**Task:** Repeat each entry exactly and drop the pictures.

** begin Data in this exercise **

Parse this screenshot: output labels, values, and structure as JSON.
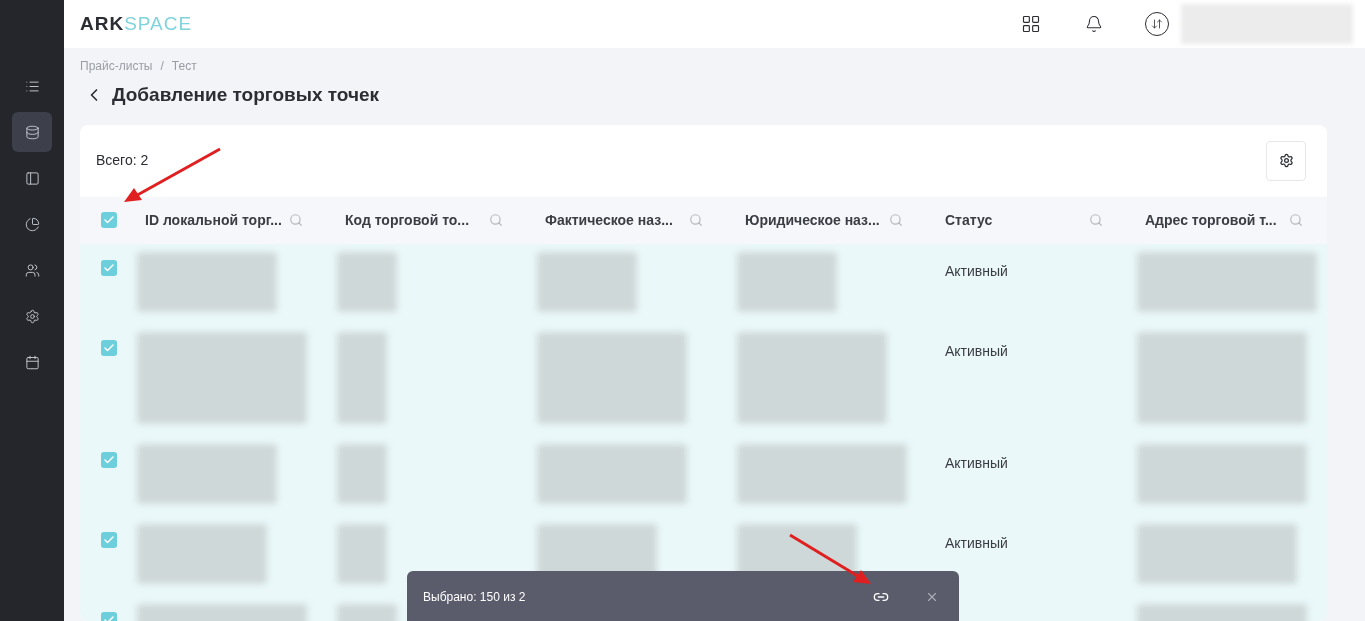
{
  "logo": {
    "part_1": "ARK",
    "part_2": "SPACE"
  },
  "sidebar": {
    "items": [
      {
        "selected": false
      },
      {
        "selected": true
      },
      {
        "selected": false
      },
      {
        "selected": false
      },
      {
        "selected": false
      },
      {
        "selected": false
      },
      {
        "selected": false
      }
    ]
  },
  "breadcrumb": {
    "items": [
      "Прайс-листы",
      "Тест"
    ],
    "separator": "/"
  },
  "page_title": "Добавление торговых точек",
  "total": "Всего: 2",
  "table": {
    "all_checked": true,
    "columns": [
      "ID локальной торг...",
      "Код торговой то...",
      "Фактическое наз...",
      "Юридическое наз...",
      "Статус",
      "Адрес торговой т..."
    ],
    "rows": [
      {
        "selected": true,
        "status": "Активный"
      },
      {
        "selected": true,
        "status": "Активный"
      },
      {
        "selected": true,
        "status": "Активный"
      },
      {
        "selected": true,
        "status": "Активный"
      },
      {
        "selected": true
      }
    ]
  },
  "selection_bar": {
    "text": "Выбрано: 150 из 2"
  }
}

** end Data in this exercise **

**Right answer:**
Parse this screenshot: output labels, values, and structure as JSON.
{
  "logo": {
    "part_1": "ARK",
    "part_2": "SPACE"
  },
  "sidebar": {
    "items": [
      {
        "selected": false
      },
      {
        "selected": true
      },
      {
        "selected": false
      },
      {
        "selected": false
      },
      {
        "selected": false
      },
      {
        "selected": false
      },
      {
        "selected": false
      }
    ]
  },
  "breadcrumb": {
    "items": [
      "Прайс-листы",
      "Тест"
    ],
    "separator": "/"
  },
  "page_title": "Добавление торговых точек",
  "total": "Всего: 2",
  "table": {
    "all_checked": true,
    "columns": [
      "ID локальной торг...",
      "Код торговой то...",
      "Фактическое наз...",
      "Юридическое наз...",
      "Статус",
      "Адрес торговой т..."
    ],
    "rows": [
      {
        "selected": true,
        "status": "Активный"
      },
      {
        "selected": true,
        "status": "Активный"
      },
      {
        "selected": true,
        "status": "Активный"
      },
      {
        "selected": true,
        "status": "Активный"
      },
      {
        "selected": true
      }
    ]
  },
  "selection_bar": {
    "text": "Выбрано: 150 из 2"
  }
}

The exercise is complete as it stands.